--- Begin ---

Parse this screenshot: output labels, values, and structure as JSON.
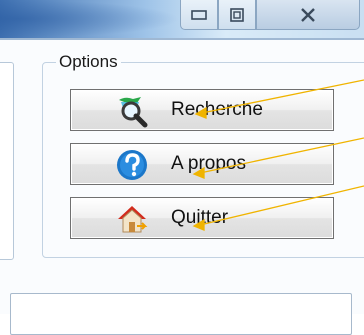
{
  "window": {
    "minimize_icon": "minimize-icon",
    "restore_icon": "restore-icon",
    "close_icon": "close-icon"
  },
  "options": {
    "legend": "Options",
    "buttons": [
      {
        "label": "Recherche",
        "icon": "search-icon"
      },
      {
        "label": "A propos",
        "icon": "help-icon"
      },
      {
        "label": "Quitter",
        "icon": "home-exit-icon"
      }
    ]
  },
  "colors": {
    "titlebar_accent": "#3d6fb0",
    "annotation_arrow": "#f0b400",
    "help_icon_blue": "#1c77c9",
    "home_roof_red": "#d22b1c"
  }
}
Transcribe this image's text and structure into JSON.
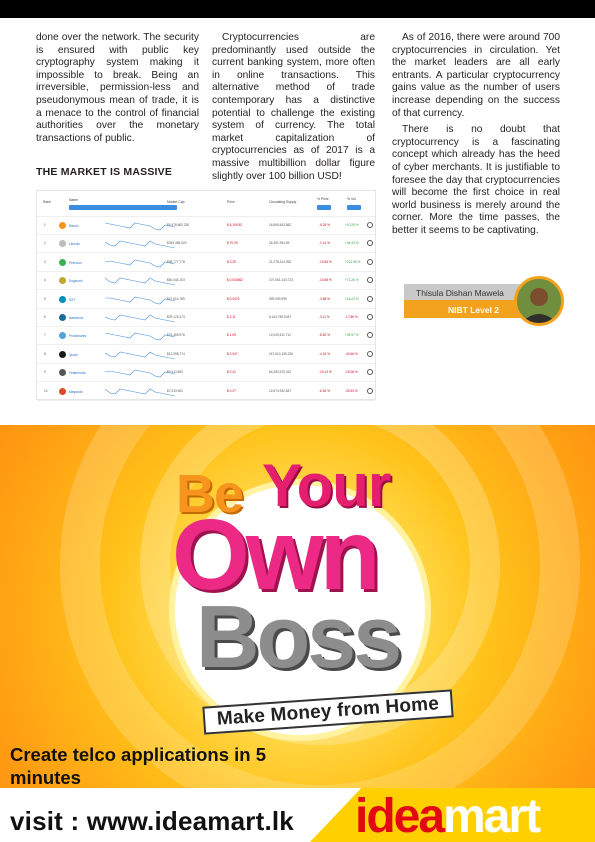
{
  "article": {
    "col1": [
      "done over the network. The security is ensured with public key cryptography system making it impossible to break. Being an irreversible, permission-less and pseudonymous mean of trade, it is a menace to the control of financial authorities over the monetary transactions of public."
    ],
    "heading": "THE MARKET IS MASSIVE",
    "col2": [
      "Cryptocurrencies are predominantly used outside the current banking system, more often in online transactions. This alternative method of trade contemporary has a distinctive potential to challenge the existing system of currency. The total market capitalization of cryptocurrencies as of 2017 is a massive multibillion dollar figure slightly over 100 billion USD!"
    ],
    "col3": [
      "As of 2016, there were around 700 cryptocurrencies in circulation. Yet the market leaders are all early entrants. A particular cryptocurrency gains value as the number of users increase depending on the success of that currency.",
      "There is no doubt that cryptocurrency is a fascinating concept which already has the heed of cyber merchants. It is justifiable to foresee the day that cryptocurrencies will become the first choice in real world business is merely around the corner. More the time passes, the better it seems to be captivating."
    ]
  },
  "table": {
    "headers": {
      "rank": "Rank",
      "name": "Name",
      "market_cap": "Market Cap",
      "price": "Price",
      "supply": "Circulating Supply",
      "change": "% Price",
      "pct": "% Vol"
    },
    "rows": [
      {
        "rank": "1",
        "name": "Bitcoin",
        "cap": "$6,478,662,330",
        "price": "$ 6,105.92",
        "supply": "16,565,643,862",
        "change": "-5.25 %",
        "pct": "+10.28 %",
        "color": "#f7931a"
      },
      {
        "rank": "2",
        "name": "Litecoin",
        "cap": "$349,465,520",
        "price": "$ 70.09",
        "supply": "26,491,394.59",
        "change": "-1.41 %",
        "pct": "+44.43 %",
        "color": "#bfbbbb"
      },
      {
        "rank": "3",
        "name": "Peercoin",
        "cap": "$68,777,778",
        "price": "$ 3.29",
        "supply": "21,278,314,992",
        "change": "-10.65 %",
        "pct": "+221.96 %",
        "color": "#3cb054"
      },
      {
        "rank": "4",
        "name": "Dogecoin",
        "cap": "$60,444,103",
        "price": "$ 0.000562",
        "supply": "107,551,143,723",
        "change": "-10.58 %",
        "pct": "+71.26 %",
        "color": "#c2a633"
      },
      {
        "rank": "5",
        "name": "NXT",
        "cap": "$47,614,789",
        "price": "$ 0.0476",
        "supply": "999,999,999",
        "change": "-3.68 %",
        "pct": "+16.22 %",
        "color": "#008fbb"
      },
      {
        "rank": "6",
        "name": "Namecoin",
        "cap": "$29,176,473",
        "price": "$ 2.11",
        "supply": "8,144,759,9447",
        "change": "-3.11 %",
        "pct": "-17.86 %",
        "color": "#186c9d"
      },
      {
        "rank": "7",
        "name": "Protoshares",
        "cap": "$24,469,976",
        "price": "$ 1.09",
        "supply": "12,049,411,712",
        "change": "-8.82 %",
        "pct": "+26.97 %",
        "color": "#54a2d8"
      },
      {
        "rank": "8",
        "name": "Quark",
        "cap": "$12,598,774",
        "price": "$ 0.047",
        "supply": "247,610,159,226",
        "change": "-4.15 %",
        "pct": "-40.66 %",
        "color": "#1a1a1a"
      },
      {
        "rank": "9",
        "name": "Feathercoin",
        "cap": "$9,413,692",
        "price": "$ 0.41",
        "supply": "64,282,679,312",
        "change": "-15.13 %",
        "pct": "-15.08 %",
        "color": "#555"
      },
      {
        "rank": "10",
        "name": "Megacoin",
        "cap": "$7,243,902",
        "price": "$ 0.27",
        "supply": "22,574,932,657",
        "change": "-6.54 %",
        "pct": "-35.93 %",
        "color": "#d94b2b"
      }
    ]
  },
  "author": {
    "name": "Thisula Dishan Mawela",
    "level": "NIBT Level 2"
  },
  "ad": {
    "be": "Be",
    "your": "Your",
    "own": "Own",
    "boss": "Boss",
    "tagline": "Make Money from Home",
    "telco": "Create telco applications in 5 minutes",
    "visit": "visit : www.ideamart.lk",
    "logo_part1": "idea",
    "logo_part2": "mart"
  }
}
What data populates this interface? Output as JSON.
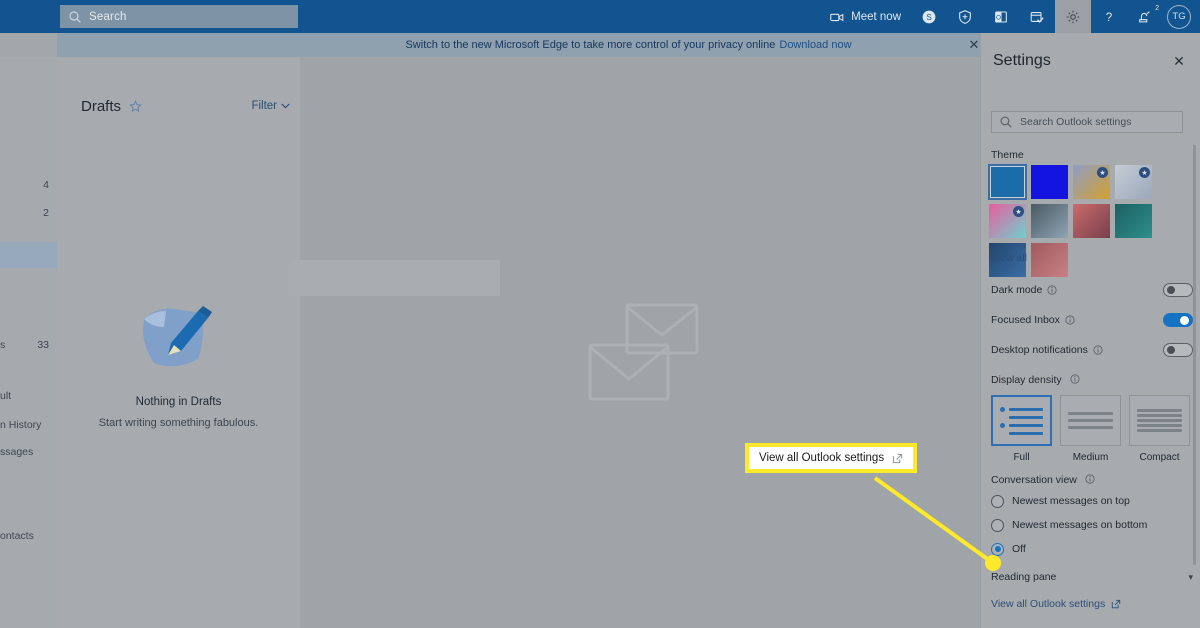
{
  "suite_bar": {
    "search": {
      "placeholder": "Search",
      "icon": "search-icon"
    },
    "meet_now": {
      "label": "Meet now",
      "icon": "video-camera-icon"
    },
    "skype": {
      "icon": "skype-icon"
    },
    "security": {
      "icon": "shield-icon"
    },
    "outlook_app": {
      "icon": "outlook-app-icon"
    },
    "calendar": {
      "icon": "calendar-check-icon"
    },
    "settings": {
      "icon": "gear-icon"
    },
    "help": {
      "icon": "question-mark-icon"
    },
    "feedback": {
      "icon": "feedback-icon",
      "badge": "2"
    },
    "avatar": {
      "initials": "TG"
    }
  },
  "edge_banner": {
    "text": "Switch to the new Microsoft Edge to take more control of your privacy online",
    "link": "Download now",
    "close": "✕"
  },
  "left_rail": {
    "counts": [
      "4",
      "2"
    ],
    "truncated_items": [
      {
        "label": "s",
        "count": "33"
      },
      {
        "label": "ult"
      },
      {
        "label": "n History"
      },
      {
        "label": "ssages"
      },
      {
        "label": "ontacts"
      }
    ]
  },
  "message_list": {
    "title": "Drafts",
    "star_icon": "star-icon",
    "filter": {
      "label": "Filter",
      "icon": "chevron-down-icon"
    },
    "empty_state": {
      "illustration": "draft-paper-pencil-icon",
      "heading": "Nothing in Drafts",
      "subtext": "Start writing something fabulous."
    }
  },
  "reading_pane": {
    "illustration": "envelopes-icon"
  },
  "settings_panel": {
    "title": "Settings",
    "close_icon": "close-icon",
    "search": {
      "placeholder": "Search Outlook settings",
      "icon": "search-icon"
    },
    "theme": {
      "label": "Theme",
      "view_all": "View all",
      "swatches": [
        {
          "name": "solid-blue-selected",
          "colors": [
            "#1b6ca8",
            "#1b6ca8"
          ],
          "premium": false,
          "selected": true
        },
        {
          "name": "solid-dark-blue",
          "colors": [
            "#1414e0",
            "#1414e0"
          ],
          "premium": false,
          "selected": false
        },
        {
          "name": "sunset-stripes",
          "colors": [
            "#8e9ec7",
            "#d4a02e"
          ],
          "premium": true,
          "selected": false
        },
        {
          "name": "feather-pastel",
          "colors": [
            "#c6ccd6",
            "#9aa7bb"
          ],
          "premium": true,
          "selected": false
        },
        {
          "name": "rainbow-unicorn",
          "colors": [
            "#e85d9c",
            "#6fd0cf"
          ],
          "premium": true,
          "selected": false
        },
        {
          "name": "mountain-landscape",
          "colors": [
            "#4a5a63",
            "#8fa4b4"
          ],
          "premium": false,
          "selected": false
        },
        {
          "name": "palm-sunset",
          "colors": [
            "#c96c6c",
            "#7a3f4c"
          ],
          "premium": false,
          "selected": false
        },
        {
          "name": "teal-circuit",
          "colors": [
            "#1d5f63",
            "#2e8f8a"
          ],
          "premium": false,
          "selected": false
        },
        {
          "name": "blue-circuit",
          "colors": [
            "#23456e",
            "#3a6ea5"
          ],
          "premium": false,
          "selected": false
        },
        {
          "name": "red-bokeh",
          "colors": [
            "#a05a5e",
            "#c98084"
          ],
          "premium": false,
          "selected": false
        }
      ]
    },
    "toggles": [
      {
        "label": "Dark mode",
        "info_icon": "info-icon",
        "on": false
      },
      {
        "label": "Focused Inbox",
        "info_icon": "info-icon",
        "on": true
      },
      {
        "label": "Desktop notifications",
        "info_icon": "info-icon",
        "on": false
      }
    ],
    "display_density": {
      "label": "Display density",
      "info_icon": "info-icon",
      "options": [
        {
          "label": "Full",
          "selected": true
        },
        {
          "label": "Medium",
          "selected": false
        },
        {
          "label": "Compact",
          "selected": false
        }
      ]
    },
    "conversation_view": {
      "label": "Conversation view",
      "info_icon": "info-icon",
      "options": [
        {
          "label": "Newest messages on top",
          "selected": false
        },
        {
          "label": "Newest messages on bottom",
          "selected": false
        },
        {
          "label": "Off",
          "selected": true
        }
      ]
    },
    "reading_pane": {
      "label": "Reading pane",
      "chevron_icon": "chevron-down-icon"
    },
    "view_all_link": {
      "label": "View all Outlook settings",
      "icon": "open-in-new-icon"
    }
  },
  "annotation": {
    "callout": {
      "label": "View all Outlook settings",
      "icon": "open-in-new-icon"
    },
    "highlight_color": "#ffe92b"
  },
  "colors": {
    "suite_bar": "#12548f",
    "accent": "#1673c4",
    "highlight": "#ffe92b",
    "panel_bg": "#a7abae"
  }
}
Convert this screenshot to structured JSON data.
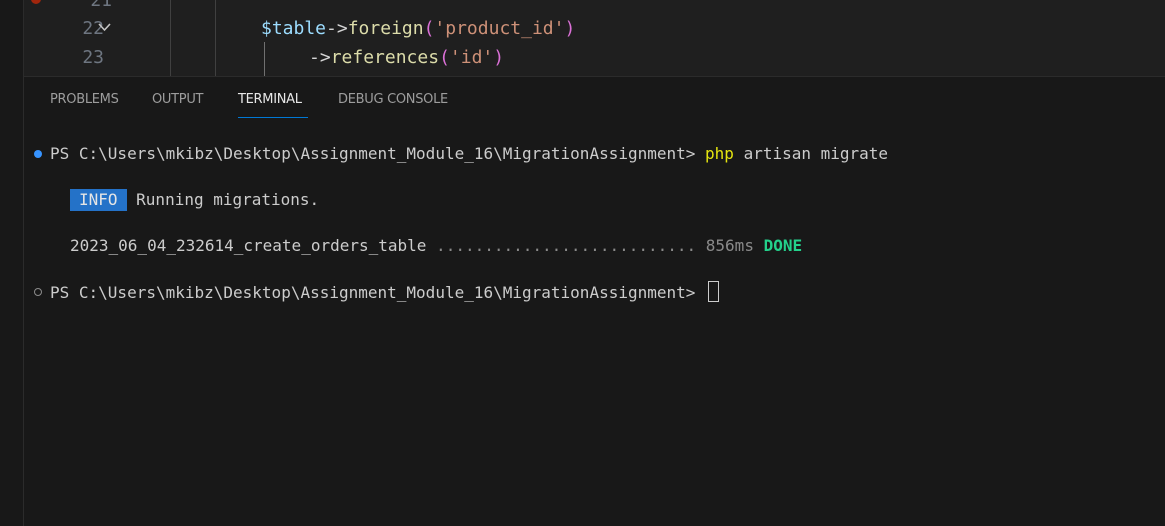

--- End ---

WRITTEN EXERCISE
Within the entries above, report how many lines include "chevron", and keep the answer to the number.

THE ANSWER
2